Data listing:
******
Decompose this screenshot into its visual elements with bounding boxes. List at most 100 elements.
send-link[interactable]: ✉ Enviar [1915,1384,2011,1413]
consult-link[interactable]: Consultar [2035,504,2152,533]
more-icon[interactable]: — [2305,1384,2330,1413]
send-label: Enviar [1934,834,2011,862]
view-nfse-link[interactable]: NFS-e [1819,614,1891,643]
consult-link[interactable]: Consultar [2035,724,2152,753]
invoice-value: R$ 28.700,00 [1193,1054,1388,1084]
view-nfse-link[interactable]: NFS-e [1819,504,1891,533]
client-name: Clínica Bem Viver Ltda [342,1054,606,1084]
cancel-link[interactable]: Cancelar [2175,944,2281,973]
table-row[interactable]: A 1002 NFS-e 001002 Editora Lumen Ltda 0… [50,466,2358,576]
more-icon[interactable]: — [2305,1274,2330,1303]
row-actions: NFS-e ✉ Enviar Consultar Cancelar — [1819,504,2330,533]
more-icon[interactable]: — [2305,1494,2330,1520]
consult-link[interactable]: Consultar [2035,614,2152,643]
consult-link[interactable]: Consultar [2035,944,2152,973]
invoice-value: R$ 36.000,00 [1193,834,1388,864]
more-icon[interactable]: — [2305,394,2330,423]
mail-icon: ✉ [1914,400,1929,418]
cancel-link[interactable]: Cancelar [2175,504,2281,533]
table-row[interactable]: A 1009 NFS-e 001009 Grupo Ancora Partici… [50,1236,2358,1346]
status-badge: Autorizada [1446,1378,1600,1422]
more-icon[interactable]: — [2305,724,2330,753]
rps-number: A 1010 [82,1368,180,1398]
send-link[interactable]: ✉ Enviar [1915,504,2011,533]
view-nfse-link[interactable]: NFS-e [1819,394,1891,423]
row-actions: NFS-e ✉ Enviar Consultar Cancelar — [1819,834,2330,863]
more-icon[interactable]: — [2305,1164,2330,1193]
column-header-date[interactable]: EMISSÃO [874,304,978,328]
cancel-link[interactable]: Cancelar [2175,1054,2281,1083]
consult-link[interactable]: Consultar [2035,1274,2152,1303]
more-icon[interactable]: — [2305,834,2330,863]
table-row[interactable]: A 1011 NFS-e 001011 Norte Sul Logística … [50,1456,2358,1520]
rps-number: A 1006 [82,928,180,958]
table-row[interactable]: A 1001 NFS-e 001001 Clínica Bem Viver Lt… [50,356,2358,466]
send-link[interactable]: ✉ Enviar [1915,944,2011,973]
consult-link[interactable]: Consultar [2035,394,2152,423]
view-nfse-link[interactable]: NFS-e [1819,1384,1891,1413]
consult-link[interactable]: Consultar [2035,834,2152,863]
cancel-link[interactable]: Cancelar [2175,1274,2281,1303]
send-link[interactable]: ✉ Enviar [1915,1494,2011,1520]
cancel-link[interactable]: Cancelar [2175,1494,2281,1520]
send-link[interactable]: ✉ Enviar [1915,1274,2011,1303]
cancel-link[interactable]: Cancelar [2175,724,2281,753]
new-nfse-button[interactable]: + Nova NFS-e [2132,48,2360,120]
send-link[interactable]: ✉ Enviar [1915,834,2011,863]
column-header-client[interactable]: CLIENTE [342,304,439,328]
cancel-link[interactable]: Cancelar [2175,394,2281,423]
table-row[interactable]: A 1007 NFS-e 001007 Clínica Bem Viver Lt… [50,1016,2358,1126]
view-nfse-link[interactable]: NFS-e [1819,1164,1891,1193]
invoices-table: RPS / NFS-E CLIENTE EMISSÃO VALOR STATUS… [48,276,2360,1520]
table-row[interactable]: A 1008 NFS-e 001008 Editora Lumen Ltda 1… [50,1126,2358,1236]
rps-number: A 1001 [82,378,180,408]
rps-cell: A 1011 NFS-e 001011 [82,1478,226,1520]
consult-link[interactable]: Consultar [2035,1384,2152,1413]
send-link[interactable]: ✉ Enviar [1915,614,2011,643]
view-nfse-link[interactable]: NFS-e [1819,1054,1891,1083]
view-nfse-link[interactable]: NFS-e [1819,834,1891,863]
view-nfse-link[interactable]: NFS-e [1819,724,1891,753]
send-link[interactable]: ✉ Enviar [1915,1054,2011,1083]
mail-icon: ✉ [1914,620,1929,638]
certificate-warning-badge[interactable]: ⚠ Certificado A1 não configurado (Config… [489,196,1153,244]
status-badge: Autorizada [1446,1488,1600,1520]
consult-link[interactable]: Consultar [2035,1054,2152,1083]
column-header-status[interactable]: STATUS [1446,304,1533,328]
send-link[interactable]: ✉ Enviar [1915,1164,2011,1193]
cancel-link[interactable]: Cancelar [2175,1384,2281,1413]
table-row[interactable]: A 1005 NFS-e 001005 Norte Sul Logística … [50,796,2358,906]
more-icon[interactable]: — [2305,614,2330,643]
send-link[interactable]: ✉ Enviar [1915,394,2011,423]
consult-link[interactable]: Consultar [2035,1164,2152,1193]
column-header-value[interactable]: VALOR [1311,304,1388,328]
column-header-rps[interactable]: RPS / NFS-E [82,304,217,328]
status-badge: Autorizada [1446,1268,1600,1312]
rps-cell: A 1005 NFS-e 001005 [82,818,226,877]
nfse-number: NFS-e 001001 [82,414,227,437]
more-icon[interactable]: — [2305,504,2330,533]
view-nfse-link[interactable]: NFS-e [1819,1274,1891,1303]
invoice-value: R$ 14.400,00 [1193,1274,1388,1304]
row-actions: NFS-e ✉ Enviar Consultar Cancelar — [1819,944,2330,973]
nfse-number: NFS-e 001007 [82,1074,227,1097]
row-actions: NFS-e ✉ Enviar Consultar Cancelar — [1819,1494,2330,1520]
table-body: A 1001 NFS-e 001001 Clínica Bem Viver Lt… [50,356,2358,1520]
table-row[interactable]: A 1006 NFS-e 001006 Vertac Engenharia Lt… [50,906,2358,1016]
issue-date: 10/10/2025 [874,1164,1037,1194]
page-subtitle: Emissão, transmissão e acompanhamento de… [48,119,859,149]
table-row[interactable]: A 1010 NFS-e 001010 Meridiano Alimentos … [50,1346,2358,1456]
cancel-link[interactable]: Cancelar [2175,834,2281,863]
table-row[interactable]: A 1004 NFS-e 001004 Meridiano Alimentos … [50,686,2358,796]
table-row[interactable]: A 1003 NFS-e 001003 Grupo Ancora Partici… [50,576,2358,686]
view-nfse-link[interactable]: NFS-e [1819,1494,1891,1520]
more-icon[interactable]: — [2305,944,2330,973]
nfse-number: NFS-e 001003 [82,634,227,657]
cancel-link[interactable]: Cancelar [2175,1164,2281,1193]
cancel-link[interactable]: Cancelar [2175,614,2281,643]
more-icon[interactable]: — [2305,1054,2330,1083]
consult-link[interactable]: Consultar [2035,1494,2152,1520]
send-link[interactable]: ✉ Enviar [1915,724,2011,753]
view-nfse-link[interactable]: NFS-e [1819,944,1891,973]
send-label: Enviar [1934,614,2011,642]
******
Retype every line of the material above without changing a single character.

ANSWER TO THE EXERCISE:
Decompose this screenshot into its visual elements with bounding boxes. List at most 100 elements.
send-link[interactable]: ✉ Enviar [1915,1384,2011,1413]
consult-link[interactable]: Consultar [2035,504,2152,533]
more-icon[interactable]: — [2305,1384,2330,1413]
send-label: Enviar [1934,834,2011,862]
view-nfse-link[interactable]: NFS-e [1819,614,1891,643]
consult-link[interactable]: Consultar [2035,724,2152,753]
invoice-value: R$ 28.700,00 [1193,1054,1388,1084]
view-nfse-link[interactable]: NFS-e [1819,504,1891,533]
client-name: Clínica Bem Viver Ltda [342,1054,606,1084]
cancel-link[interactable]: Cancelar [2175,944,2281,973]
table-row[interactable]: A 1002 NFS-e 001002 Editora Lumen Ltda 0… [50,466,2358,576]
more-icon[interactable]: — [2305,1274,2330,1303]
row-actions: NFS-e ✉ Enviar Consultar Cancelar — [1819,504,2330,533]
more-icon[interactable]: — [2305,1494,2330,1520]
consult-link[interactable]: Consultar [2035,614,2152,643]
consult-link[interactable]: Consultar [2035,944,2152,973]
invoice-value: R$ 36.000,00 [1193,834,1388,864]
more-icon[interactable]: — [2305,394,2330,423]
mail-icon: ✉ [1914,400,1929,418]
cancel-link[interactable]: Cancelar [2175,504,2281,533]
table-row[interactable]: A 1009 NFS-e 001009 Grupo Ancora Partici… [50,1236,2358,1346]
status-badge: Autorizada [1446,1378,1600,1422]
more-icon[interactable]: — [2305,724,2330,753]
rps-number: A 1010 [82,1368,180,1398]
send-link[interactable]: ✉ Enviar [1915,504,2011,533]
view-nfse-link[interactable]: NFS-e [1819,394,1891,423]
row-actions: NFS-e ✉ Enviar Consultar Cancelar — [1819,834,2330,863]
more-icon[interactable]: — [2305,1164,2330,1193]
column-header-date[interactable]: EMISSÃO [874,304,978,328]
cancel-link[interactable]: Cancelar [2175,1054,2281,1083]
consult-link[interactable]: Consultar [2035,1274,2152,1303]
more-icon[interactable]: — [2305,834,2330,863]
table-row[interactable]: A 1011 NFS-e 001011 Norte Sul Logística … [50,1456,2358,1520]
rps-number: A 1006 [82,928,180,958]
table-row[interactable]: A 1001 NFS-e 001001 Clínica Bem Viver Lt… [50,356,2358,466]
send-link[interactable]: ✉ Enviar [1915,944,2011,973]
consult-link[interactable]: Consultar [2035,394,2152,423]
view-nfse-link[interactable]: NFS-e [1819,1384,1891,1413]
consult-link[interactable]: Consultar [2035,834,2152,863]
cancel-link[interactable]: Cancelar [2175,1274,2281,1303]
send-link[interactable]: ✉ Enviar [1915,1494,2011,1520]
cancel-link[interactable]: Cancelar [2175,1494,2281,1520]
send-link[interactable]: ✉ Enviar [1915,1274,2011,1303]
cancel-link[interactable]: Cancelar [2175,724,2281,753]
new-nfse-button[interactable]: + Nova NFS-e [2132,48,2360,120]
send-link[interactable]: ✉ Enviar [1915,834,2011,863]
column-header-client[interactable]: CLIENTE [342,304,439,328]
cancel-link[interactable]: Cancelar [2175,394,2281,423]
table-row[interactable]: A 1007 NFS-e 001007 Clínica Bem Viver Lt… [50,1016,2358,1126]
view-nfse-link[interactable]: NFS-e [1819,1164,1891,1193]
invoices-table: RPS / NFS-E CLIENTE EMISSÃO VALOR STATUS… [48,276,2360,1520]
table-row[interactable]: A 1008 NFS-e 001008 Editora Lumen Ltda 1… [50,1126,2358,1236]
rps-number: A 1001 [82,378,180,408]
rps-cell: A 1011 NFS-e 001011 [82,1478,226,1520]
consult-link[interactable]: Consultar [2035,1384,2152,1413]
send-link[interactable]: ✉ Enviar [1915,614,2011,643]
view-nfse-link[interactable]: NFS-e [1819,1054,1891,1083]
view-nfse-link[interactable]: NFS-e [1819,834,1891,863]
view-nfse-link[interactable]: NFS-e [1819,724,1891,753]
send-link[interactable]: ✉ Enviar [1915,1054,2011,1083]
mail-icon: ✉ [1914,620,1929,638]
certificate-warning-badge[interactable]: ⚠ Certificado A1 não configurado (Config… [489,196,1153,244]
status-badge: Autorizada [1446,1488,1600,1520]
consult-link[interactable]: Consultar [2035,1054,2152,1083]
column-header-status[interactable]: STATUS [1446,304,1533,328]
send-link[interactable]: ✉ Enviar [1915,1164,2011,1193]
cancel-link[interactable]: Cancelar [2175,1384,2281,1413]
table-row[interactable]: A 1005 NFS-e 001005 Norte Sul Logística … [50,796,2358,906]
more-icon[interactable]: — [2305,614,2330,643]
send-link[interactable]: ✉ Enviar [1915,394,2011,423]
consult-link[interactable]: Consultar [2035,1164,2152,1193]
column-header-value[interactable]: VALOR [1311,304,1388,328]
column-header-rps[interactable]: RPS / NFS-E [82,304,217,328]
status-badge: Autorizada [1446,1268,1600,1312]
rps-cell: A 1005 NFS-e 001005 [82,818,226,877]
nfse-number: NFS-e 001001 [82,414,227,437]
more-icon[interactable]: — [2305,504,2330,533]
view-nfse-link[interactable]: NFS-e [1819,1274,1891,1303]
invoice-value: R$ 14.400,00 [1193,1274,1388,1304]
row-actions: NFS-e ✉ Enviar Consultar Cancelar — [1819,944,2330,973]
nfse-number: NFS-e 001007 [82,1074,227,1097]
row-actions: NFS-e ✉ Enviar Consultar Cancelar — [1819,1494,2330,1520]
table-body: A 1001 NFS-e 001001 Clínica Bem Viver Lt… [50,356,2358,1520]
table-row[interactable]: A 1006 NFS-e 001006 Vertac Engenharia Lt… [50,906,2358,1016]
issue-date: 10/10/2025 [874,1164,1037,1194]
page-subtitle: Emissão, transmissão e acompanhamento de… [48,119,859,149]
table-row[interactable]: A 1010 NFS-e 001010 Meridiano Alimentos … [50,1346,2358,1456]
cancel-link[interactable]: Cancelar [2175,834,2281,863]
table-row[interactable]: A 1004 NFS-e 001004 Meridiano Alimentos … [50,686,2358,796]
table-row[interactable]: A 1003 NFS-e 001003 Grupo Ancora Partici… [50,576,2358,686]
view-nfse-link[interactable]: NFS-e [1819,1494,1891,1520]
more-icon[interactable]: — [2305,944,2330,973]
nfse-number: NFS-e 001003 [82,634,227,657]
cancel-link[interactable]: Cancelar [2175,1164,2281,1193]
cancel-link[interactable]: Cancelar [2175,614,2281,643]
more-icon[interactable]: — [2305,1054,2330,1083]
consult-link[interactable]: Consultar [2035,1494,2152,1520]
send-link[interactable]: ✉ Enviar [1915,724,2011,753]
view-nfse-link[interactable]: NFS-e [1819,944,1891,973]
send-label: Enviar [1934,614,2011,642]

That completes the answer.